■ **WORK INSTRUCTIONS**
Quote the whole listing word for word, please.

■ **LISTING**
* BEGIN *

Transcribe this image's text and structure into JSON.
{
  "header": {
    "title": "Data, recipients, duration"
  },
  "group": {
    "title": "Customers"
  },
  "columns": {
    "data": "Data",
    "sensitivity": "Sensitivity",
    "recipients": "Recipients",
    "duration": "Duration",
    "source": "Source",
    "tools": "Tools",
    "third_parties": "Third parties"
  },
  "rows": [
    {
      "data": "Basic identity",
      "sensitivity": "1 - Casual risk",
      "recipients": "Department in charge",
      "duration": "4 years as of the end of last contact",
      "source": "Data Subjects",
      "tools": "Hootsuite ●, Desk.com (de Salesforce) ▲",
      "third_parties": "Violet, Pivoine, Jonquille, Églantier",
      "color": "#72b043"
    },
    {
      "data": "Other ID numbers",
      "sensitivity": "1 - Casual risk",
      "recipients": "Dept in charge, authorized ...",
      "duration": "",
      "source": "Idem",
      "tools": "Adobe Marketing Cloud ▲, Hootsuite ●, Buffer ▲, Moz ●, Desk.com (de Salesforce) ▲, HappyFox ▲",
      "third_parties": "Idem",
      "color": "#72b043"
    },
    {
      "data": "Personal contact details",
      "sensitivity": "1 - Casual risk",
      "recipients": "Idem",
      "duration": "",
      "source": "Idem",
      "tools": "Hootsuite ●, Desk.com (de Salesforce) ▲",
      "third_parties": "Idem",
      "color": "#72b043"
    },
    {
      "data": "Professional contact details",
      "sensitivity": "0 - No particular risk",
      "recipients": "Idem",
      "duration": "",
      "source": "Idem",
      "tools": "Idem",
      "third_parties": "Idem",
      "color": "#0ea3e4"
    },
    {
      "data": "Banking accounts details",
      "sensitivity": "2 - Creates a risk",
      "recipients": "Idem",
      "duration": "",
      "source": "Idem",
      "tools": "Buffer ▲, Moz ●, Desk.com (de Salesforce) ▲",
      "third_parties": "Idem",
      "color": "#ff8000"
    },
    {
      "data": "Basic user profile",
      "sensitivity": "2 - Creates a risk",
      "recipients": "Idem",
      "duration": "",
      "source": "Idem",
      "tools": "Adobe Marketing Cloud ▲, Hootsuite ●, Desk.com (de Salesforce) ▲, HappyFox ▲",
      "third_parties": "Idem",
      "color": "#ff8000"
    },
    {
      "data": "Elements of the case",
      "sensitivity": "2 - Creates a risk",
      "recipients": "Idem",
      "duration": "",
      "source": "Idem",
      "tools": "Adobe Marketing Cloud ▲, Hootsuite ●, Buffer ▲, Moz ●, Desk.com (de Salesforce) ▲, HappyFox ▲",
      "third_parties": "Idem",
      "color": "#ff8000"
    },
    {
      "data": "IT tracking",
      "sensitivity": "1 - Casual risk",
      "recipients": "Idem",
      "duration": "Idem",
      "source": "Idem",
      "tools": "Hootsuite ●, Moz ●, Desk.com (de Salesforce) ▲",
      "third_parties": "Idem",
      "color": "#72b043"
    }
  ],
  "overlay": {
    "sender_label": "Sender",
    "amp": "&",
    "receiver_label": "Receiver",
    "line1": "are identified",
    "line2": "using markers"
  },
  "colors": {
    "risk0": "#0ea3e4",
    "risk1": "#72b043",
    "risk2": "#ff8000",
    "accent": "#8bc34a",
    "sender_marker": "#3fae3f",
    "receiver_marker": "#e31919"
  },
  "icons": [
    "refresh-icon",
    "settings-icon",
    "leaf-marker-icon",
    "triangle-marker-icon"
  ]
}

* END *

■ **RESPONSE**
Transcribe this image's text and structure into JSON.
{
  "header": {
    "title": "Data, recipients, duration"
  },
  "group": {
    "title": "Customers"
  },
  "columns": {
    "data": "Data",
    "sensitivity": "Sensitivity",
    "recipients": "Recipients",
    "duration": "Duration",
    "source": "Source",
    "tools": "Tools",
    "third_parties": "Third parties"
  },
  "rows": [
    {
      "data": "Basic identity",
      "sensitivity": "1 - Casual risk",
      "recipients": "Department in charge",
      "duration": "4 years as of the end of last contact",
      "source": "Data Subjects",
      "tools": "Hootsuite ●, Desk.com (de Salesforce) ▲",
      "third_parties": "Violet, Pivoine, Jonquille, Églantier",
      "color": "#72b043"
    },
    {
      "data": "Other ID numbers",
      "sensitivity": "1 - Casual risk",
      "recipients": "Dept in charge, authorized ...",
      "duration": "",
      "source": "Idem",
      "tools": "Adobe Marketing Cloud ▲, Hootsuite ●, Buffer ▲, Moz ●, Desk.com (de Salesforce) ▲, HappyFox ▲",
      "third_parties": "Idem",
      "color": "#72b043"
    },
    {
      "data": "Personal contact details",
      "sensitivity": "1 - Casual risk",
      "recipients": "Idem",
      "duration": "",
      "source": "Idem",
      "tools": "Hootsuite ●, Desk.com (de Salesforce) ▲",
      "third_parties": "Idem",
      "color": "#72b043"
    },
    {
      "data": "Professional contact details",
      "sensitivity": "0 - No particular risk",
      "recipients": "Idem",
      "duration": "",
      "source": "Idem",
      "tools": "Idem",
      "third_parties": "Idem",
      "color": "#0ea3e4"
    },
    {
      "data": "Banking accounts details",
      "sensitivity": "2 - Creates a risk",
      "recipients": "Idem",
      "duration": "",
      "source": "Idem",
      "tools": "Buffer ▲, Moz ●, Desk.com (de Salesforce) ▲",
      "third_parties": "Idem",
      "color": "#ff8000"
    },
    {
      "data": "Basic user profile",
      "sensitivity": "2 - Creates a risk",
      "recipients": "Idem",
      "duration": "",
      "source": "Idem",
      "tools": "Adobe Marketing Cloud ▲, Hootsuite ●, Desk.com (de Salesforce) ▲, HappyFox ▲",
      "third_parties": "Idem",
      "color": "#ff8000"
    },
    {
      "data": "Elements of the case",
      "sensitivity": "2 - Creates a risk",
      "recipients": "Idem",
      "duration": "",
      "source": "Idem",
      "tools": "Adobe Marketing Cloud ▲, Hootsuite ●, Buffer ▲, Moz ●, Desk.com (de Salesforce) ▲, HappyFox ▲",
      "third_parties": "Idem",
      "color": "#ff8000"
    },
    {
      "data": "IT tracking",
      "sensitivity": "1 - Casual risk",
      "recipients": "Idem",
      "duration": "Idem",
      "source": "Idem",
      "tools": "Hootsuite ●, Moz ●, Desk.com (de Salesforce) ▲",
      "third_parties": "Idem",
      "color": "#72b043"
    }
  ],
  "overlay": {
    "sender_label": "Sender",
    "amp": "&",
    "receiver_label": "Receiver",
    "line1": "are identified",
    "line2": "using markers"
  },
  "colors": {
    "risk0": "#0ea3e4",
    "risk1": "#72b043",
    "risk2": "#ff8000",
    "accent": "#8bc34a",
    "sender_marker": "#3fae3f",
    "receiver_marker": "#e31919"
  },
  "icons": [
    "refresh-icon",
    "settings-icon",
    "leaf-marker-icon",
    "triangle-marker-icon"
  ]
}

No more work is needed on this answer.